TASK SET:
[1] According to the comments about work conditions, why did the old management's whip-cracking style fade away at one writer's last company? Answer in one to three sentences.
[2] Answer these questions from the comments about work conditions:
(a) How many years did one writer work for the same company?
(b) What example does the writer who voted better give of improved work-life balance?
(c) Which years does one writer call the depths of the recession?
[3] Carry the comments about work conditions forward from the last sentence shown.

SELECTED TEXT:
-=-=-=-=-

I voted worse. Compensation has gone down, and hours have gone up. For salaried employees, the idea of "Work-Life Balance" is completely gone. In the past when you went home for the day, you were done. Now with email, cell phones, texting, and remote access, work never stops.
 
I voted better

Very easy to find work. Compensation has gone up. Standard of living has drastically improved. Work life balance has improved (eg. 18 months maternity as an example)
 
My last company had the same deterioration of work-life balance but it had turned around when some younger management came on the scene. There was a lot of pushback on the old management whip-cracking style and that faded away. I actually think the impetus was that people were having no trouble finding other jobs and they wanted to not only stop the outflow of talent but have carrots to dangle when attracting new hires.

When a job candidate would say "Google is offering me 20% more and they provide free dinner if you stay late," our interviewer would say "that's because you WILL be staying late and that 20% more is in return for working 60 hours a week instead of 40 here. If you do the math you'll see you would be working 50% more hours for 20% more pay." Was pretty effective, we got our share of candidates. Even some who quit Google to join our company.
 
In the 23 years I worked for the same company, some things got better, others got worse.


What got better: smoke-free workplace, greater company match on 401k, creation of ESOP, a PC on every desk, better phone system, federal TransitChek program introduced to offset some commutation costs.


What got worse: longer workweek (twice) without pay increase, longer commute due to relocation, pension frozen then phased out, cash-balance replaced pension, then CB phased out, retiree HI frozen then phased out.
 
I think a lot of it is your personal lens, especially as you age in your career.

After the 8th new-management-fad, having seen the pendulum swing back and forth too many times, seeing colleagues face layoffs, etc., and tolerance for change goes downhill. In 2009/10, the depths of the recession, there was an atmosphere of fear and feeling trapped if you were not happy in your job.

Also if you've advanced during your career, and seen that those higher ups are not quite the smart visionaries you thought they were when you started out, it's far more easy to get cynical and take a good look at that filling BS bucket.
 
This is why the cartoon Dilbert was so popular. Remember when people would clip them and post them in the lunch room or cubicles because it EXACTLY described their organization or boss.

-=-=-=-=-

Records from a data collection:
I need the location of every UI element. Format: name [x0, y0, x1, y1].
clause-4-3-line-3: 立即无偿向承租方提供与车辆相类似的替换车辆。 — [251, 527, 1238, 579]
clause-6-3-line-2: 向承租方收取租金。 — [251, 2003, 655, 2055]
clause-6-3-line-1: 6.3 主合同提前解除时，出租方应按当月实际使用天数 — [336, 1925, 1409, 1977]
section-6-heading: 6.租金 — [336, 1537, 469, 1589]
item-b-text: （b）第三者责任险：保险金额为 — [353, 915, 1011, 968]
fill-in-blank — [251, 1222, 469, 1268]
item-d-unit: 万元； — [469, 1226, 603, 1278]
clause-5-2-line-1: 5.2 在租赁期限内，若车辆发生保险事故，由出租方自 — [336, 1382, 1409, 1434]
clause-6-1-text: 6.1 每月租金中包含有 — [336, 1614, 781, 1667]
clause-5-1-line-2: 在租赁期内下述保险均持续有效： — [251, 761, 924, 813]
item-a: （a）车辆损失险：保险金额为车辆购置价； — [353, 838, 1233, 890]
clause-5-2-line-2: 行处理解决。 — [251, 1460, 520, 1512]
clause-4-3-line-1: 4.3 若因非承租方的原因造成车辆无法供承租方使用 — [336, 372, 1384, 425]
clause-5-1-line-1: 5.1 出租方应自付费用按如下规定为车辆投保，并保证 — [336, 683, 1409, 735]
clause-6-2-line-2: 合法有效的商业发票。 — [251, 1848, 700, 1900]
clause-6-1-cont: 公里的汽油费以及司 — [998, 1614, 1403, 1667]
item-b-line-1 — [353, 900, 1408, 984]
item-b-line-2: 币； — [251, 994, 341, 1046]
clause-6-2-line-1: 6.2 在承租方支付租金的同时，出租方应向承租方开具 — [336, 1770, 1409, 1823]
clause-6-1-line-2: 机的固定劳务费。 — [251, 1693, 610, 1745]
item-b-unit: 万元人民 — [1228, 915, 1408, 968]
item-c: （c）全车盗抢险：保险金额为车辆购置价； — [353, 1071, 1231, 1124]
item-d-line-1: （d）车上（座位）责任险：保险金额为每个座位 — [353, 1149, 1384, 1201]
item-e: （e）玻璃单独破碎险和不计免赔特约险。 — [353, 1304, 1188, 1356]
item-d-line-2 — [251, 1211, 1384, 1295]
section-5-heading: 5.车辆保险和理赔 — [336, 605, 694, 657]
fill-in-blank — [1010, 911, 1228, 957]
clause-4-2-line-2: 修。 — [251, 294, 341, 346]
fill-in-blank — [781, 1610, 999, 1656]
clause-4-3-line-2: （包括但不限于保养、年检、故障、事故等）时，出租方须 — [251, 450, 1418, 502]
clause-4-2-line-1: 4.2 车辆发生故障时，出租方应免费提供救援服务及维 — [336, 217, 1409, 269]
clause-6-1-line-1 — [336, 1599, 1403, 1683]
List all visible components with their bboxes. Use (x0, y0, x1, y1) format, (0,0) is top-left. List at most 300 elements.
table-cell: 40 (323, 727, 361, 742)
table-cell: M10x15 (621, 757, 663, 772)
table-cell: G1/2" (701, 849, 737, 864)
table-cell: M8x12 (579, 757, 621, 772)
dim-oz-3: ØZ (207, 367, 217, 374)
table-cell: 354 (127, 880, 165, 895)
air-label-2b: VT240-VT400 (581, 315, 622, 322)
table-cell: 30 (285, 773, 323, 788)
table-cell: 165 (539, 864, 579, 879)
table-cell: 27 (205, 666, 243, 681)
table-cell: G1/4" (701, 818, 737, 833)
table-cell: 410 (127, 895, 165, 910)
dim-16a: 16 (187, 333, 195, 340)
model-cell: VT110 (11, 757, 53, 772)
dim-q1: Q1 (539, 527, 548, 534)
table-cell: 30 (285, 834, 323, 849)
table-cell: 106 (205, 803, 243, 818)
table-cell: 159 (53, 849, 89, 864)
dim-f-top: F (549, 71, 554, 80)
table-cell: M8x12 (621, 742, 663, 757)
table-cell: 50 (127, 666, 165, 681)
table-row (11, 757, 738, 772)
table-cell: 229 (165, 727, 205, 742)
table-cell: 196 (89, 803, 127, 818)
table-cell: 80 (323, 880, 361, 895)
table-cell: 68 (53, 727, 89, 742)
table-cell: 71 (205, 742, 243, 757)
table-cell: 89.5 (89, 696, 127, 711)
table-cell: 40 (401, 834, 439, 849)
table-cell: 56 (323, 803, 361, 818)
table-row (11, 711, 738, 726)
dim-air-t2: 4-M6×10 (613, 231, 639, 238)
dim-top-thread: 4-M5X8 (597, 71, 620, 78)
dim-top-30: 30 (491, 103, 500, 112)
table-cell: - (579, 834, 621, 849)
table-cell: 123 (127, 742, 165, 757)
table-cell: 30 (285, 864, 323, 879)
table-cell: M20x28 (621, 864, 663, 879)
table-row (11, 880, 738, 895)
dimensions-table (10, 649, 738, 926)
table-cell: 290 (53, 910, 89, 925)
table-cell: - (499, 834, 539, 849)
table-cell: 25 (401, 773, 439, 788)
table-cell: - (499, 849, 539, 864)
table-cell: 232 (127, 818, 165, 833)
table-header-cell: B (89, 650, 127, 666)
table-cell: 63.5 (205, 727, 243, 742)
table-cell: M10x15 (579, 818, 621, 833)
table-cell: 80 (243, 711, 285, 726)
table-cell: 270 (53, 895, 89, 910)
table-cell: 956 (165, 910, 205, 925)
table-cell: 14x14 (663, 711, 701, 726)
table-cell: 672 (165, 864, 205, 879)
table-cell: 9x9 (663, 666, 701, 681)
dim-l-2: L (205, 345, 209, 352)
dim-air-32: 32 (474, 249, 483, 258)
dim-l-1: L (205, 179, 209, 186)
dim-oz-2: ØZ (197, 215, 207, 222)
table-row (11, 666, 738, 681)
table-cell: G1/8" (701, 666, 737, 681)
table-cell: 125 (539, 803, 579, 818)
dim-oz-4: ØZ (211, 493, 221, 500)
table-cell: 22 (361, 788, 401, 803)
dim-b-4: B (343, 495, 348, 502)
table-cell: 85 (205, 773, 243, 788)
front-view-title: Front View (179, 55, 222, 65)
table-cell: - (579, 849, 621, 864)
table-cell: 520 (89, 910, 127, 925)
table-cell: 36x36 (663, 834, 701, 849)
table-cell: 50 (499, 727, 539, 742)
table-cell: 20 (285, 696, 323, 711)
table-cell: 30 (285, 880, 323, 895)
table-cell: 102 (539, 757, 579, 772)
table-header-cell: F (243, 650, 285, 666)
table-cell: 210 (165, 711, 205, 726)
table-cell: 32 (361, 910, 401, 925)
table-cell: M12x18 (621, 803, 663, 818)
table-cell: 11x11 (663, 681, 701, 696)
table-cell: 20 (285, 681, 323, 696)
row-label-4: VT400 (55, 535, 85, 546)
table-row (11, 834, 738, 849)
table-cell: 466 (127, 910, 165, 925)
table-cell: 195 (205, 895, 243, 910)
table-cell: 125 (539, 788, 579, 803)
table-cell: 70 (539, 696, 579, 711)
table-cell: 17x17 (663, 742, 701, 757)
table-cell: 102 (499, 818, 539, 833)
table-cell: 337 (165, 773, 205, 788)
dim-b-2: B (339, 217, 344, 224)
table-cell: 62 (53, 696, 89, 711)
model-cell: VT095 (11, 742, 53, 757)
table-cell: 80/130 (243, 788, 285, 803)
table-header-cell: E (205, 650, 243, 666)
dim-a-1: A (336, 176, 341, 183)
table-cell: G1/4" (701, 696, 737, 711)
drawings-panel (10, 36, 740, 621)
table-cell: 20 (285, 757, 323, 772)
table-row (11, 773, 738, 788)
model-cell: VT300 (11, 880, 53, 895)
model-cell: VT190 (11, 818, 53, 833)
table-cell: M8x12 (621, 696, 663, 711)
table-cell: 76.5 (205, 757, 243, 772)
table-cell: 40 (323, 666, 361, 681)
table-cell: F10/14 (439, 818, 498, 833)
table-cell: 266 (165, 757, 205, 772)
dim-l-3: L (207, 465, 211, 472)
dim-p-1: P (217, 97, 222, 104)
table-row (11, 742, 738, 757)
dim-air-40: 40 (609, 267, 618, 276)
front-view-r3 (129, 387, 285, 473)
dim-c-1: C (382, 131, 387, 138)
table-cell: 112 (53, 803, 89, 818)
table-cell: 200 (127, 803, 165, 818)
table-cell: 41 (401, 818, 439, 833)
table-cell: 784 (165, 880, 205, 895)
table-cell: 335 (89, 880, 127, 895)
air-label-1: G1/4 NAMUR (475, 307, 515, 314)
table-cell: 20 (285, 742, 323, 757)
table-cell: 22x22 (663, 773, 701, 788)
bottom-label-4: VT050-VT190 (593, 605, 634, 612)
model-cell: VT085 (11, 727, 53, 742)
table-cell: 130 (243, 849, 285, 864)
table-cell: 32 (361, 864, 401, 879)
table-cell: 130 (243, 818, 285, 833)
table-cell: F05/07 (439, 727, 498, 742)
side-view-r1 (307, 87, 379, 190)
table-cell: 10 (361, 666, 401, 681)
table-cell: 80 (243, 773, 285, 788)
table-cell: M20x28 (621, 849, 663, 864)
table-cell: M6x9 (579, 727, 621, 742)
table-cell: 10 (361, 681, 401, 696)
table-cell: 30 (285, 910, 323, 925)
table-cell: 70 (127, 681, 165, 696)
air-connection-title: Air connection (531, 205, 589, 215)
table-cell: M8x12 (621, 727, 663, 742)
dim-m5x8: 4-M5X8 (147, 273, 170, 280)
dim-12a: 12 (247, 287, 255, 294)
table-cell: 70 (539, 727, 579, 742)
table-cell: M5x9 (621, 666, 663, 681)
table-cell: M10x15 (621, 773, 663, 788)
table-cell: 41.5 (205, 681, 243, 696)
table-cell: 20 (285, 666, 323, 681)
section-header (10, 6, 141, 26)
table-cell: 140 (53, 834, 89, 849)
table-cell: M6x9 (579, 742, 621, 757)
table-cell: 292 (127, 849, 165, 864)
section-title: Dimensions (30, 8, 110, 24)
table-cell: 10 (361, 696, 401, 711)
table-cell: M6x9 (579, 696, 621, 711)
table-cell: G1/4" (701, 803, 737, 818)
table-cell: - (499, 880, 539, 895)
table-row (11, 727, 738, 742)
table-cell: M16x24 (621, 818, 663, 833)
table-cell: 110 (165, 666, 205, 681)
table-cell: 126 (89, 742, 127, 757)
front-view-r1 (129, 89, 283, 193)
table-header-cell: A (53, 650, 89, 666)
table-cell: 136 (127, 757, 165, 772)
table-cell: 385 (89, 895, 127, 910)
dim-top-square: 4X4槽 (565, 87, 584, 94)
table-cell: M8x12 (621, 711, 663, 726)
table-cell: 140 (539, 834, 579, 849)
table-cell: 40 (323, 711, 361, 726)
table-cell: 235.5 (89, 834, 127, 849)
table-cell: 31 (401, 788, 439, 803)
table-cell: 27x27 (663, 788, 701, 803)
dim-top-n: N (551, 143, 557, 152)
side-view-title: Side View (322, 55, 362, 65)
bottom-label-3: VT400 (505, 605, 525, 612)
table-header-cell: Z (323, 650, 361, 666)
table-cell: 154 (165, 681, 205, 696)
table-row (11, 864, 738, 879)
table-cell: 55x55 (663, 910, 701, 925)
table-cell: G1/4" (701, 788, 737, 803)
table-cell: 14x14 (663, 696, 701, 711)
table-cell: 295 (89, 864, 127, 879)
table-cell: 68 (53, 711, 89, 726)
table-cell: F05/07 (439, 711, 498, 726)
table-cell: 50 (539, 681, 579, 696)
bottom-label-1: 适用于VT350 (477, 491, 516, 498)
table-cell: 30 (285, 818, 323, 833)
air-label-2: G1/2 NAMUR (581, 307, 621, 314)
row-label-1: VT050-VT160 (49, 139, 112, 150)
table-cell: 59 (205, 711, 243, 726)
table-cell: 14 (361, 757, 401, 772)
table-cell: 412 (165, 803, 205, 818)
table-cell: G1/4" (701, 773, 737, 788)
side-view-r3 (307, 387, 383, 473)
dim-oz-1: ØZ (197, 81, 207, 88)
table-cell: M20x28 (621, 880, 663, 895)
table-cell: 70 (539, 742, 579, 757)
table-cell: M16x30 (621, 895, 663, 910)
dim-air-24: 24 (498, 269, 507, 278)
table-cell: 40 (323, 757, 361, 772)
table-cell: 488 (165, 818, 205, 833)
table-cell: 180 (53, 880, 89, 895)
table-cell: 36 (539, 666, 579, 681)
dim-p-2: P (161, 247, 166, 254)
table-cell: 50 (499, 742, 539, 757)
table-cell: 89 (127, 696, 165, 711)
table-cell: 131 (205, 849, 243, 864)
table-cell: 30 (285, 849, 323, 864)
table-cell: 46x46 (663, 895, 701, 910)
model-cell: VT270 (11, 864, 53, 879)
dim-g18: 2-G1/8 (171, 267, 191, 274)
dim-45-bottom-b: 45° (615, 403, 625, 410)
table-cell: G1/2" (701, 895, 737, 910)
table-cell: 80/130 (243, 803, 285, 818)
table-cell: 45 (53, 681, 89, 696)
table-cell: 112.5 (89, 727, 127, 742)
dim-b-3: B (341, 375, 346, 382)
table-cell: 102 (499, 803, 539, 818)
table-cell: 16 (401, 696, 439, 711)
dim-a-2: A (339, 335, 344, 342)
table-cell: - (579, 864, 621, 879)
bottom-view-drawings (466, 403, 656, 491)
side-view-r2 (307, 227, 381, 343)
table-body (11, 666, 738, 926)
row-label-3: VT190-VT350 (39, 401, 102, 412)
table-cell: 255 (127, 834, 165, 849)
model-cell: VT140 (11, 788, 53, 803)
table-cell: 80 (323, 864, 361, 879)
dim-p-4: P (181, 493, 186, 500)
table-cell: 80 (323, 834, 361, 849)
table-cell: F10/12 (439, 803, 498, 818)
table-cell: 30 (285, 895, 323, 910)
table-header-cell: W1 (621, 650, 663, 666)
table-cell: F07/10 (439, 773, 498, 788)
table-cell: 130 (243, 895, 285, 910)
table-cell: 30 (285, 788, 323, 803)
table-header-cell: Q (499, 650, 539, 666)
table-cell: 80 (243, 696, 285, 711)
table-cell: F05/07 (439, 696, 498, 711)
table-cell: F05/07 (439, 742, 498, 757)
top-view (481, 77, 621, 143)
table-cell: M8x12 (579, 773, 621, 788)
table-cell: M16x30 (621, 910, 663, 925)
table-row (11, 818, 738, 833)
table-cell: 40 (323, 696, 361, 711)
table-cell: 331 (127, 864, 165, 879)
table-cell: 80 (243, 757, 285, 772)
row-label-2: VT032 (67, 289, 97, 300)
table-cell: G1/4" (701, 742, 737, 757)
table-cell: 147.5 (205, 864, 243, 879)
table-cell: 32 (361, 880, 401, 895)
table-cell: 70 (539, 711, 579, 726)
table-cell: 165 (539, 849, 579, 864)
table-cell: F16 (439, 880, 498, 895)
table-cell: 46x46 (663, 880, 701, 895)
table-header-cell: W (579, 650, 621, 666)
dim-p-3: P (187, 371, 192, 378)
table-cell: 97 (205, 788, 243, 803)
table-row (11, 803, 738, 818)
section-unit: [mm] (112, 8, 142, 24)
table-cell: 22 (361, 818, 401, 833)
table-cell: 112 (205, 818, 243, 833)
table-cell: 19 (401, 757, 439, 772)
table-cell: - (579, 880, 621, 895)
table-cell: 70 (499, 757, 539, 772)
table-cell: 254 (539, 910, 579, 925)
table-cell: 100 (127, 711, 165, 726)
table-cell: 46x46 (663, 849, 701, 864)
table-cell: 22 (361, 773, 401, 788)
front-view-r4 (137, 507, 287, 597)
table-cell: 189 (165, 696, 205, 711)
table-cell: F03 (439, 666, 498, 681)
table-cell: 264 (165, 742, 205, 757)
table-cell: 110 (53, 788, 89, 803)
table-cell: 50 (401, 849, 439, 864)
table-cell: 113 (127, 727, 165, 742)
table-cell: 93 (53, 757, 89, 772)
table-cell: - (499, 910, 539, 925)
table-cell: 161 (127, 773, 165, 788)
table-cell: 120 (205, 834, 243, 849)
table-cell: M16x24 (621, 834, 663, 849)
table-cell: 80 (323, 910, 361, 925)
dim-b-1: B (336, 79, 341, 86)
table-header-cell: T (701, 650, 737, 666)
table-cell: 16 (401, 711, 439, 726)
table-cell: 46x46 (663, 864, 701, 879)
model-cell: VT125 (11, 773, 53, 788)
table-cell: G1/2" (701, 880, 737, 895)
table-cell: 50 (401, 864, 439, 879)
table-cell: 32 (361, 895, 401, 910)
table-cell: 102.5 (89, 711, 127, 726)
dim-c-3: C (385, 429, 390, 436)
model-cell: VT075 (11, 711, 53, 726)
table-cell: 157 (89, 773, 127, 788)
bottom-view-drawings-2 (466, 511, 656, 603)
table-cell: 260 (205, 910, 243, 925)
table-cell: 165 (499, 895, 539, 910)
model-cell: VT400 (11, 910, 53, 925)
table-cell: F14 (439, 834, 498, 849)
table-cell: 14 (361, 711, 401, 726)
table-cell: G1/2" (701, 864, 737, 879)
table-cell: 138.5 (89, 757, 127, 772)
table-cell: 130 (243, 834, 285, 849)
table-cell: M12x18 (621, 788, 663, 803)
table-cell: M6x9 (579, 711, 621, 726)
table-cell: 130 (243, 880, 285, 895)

-=-=-=-=-

ANSWERS BY ITEM:
[1] The writer believes the main push came from people having no trouble finding other jobs. Management wanted to stop the outflow of talent and also have carrots to dangle when attracting new hires.

[2]
(a) 23 years
(b) 18 months maternity
(c) 2009/10

[3]
My career spanned 8 Companies from school to retirement. Oh yeah, some were better than others. Half fired me and I fired the other half. We're even.
 
The actual labor was much easier at the end of my career even for the job I started with. Someone typing into a pc instead of climbing and manually wiring.

The company lost all the true team building like company sponsored golf, bowling, and softball leagues long ago. Holiday tokens of appreciation came from the managers pocket instead of company provided. The BS team building programs became insufferable and probably cost more.
Of course raises not meeting inflation, higher HI out of pocket, and the canceling of pensions were the big killers.
I honestly think I'm unemployable now. Things have become utterly humorless in the 6+ years I've been gone.
 
The company lost all the true team building like company sponsored golf, bowling, and softball leagues long ago.

Oh, oh! You hit a nerve! I saw the same decline. Seems like someone would complain about just about every activity that could exclude someone, even if alternative activities were provided.

So instead, we have these mindless exercises in conference rooms that offend everybody.

Well done, Megacorps.
 
Your experience at a job is composed of a number of things- Compensation, work life balance, the boss, interesting work, and clients.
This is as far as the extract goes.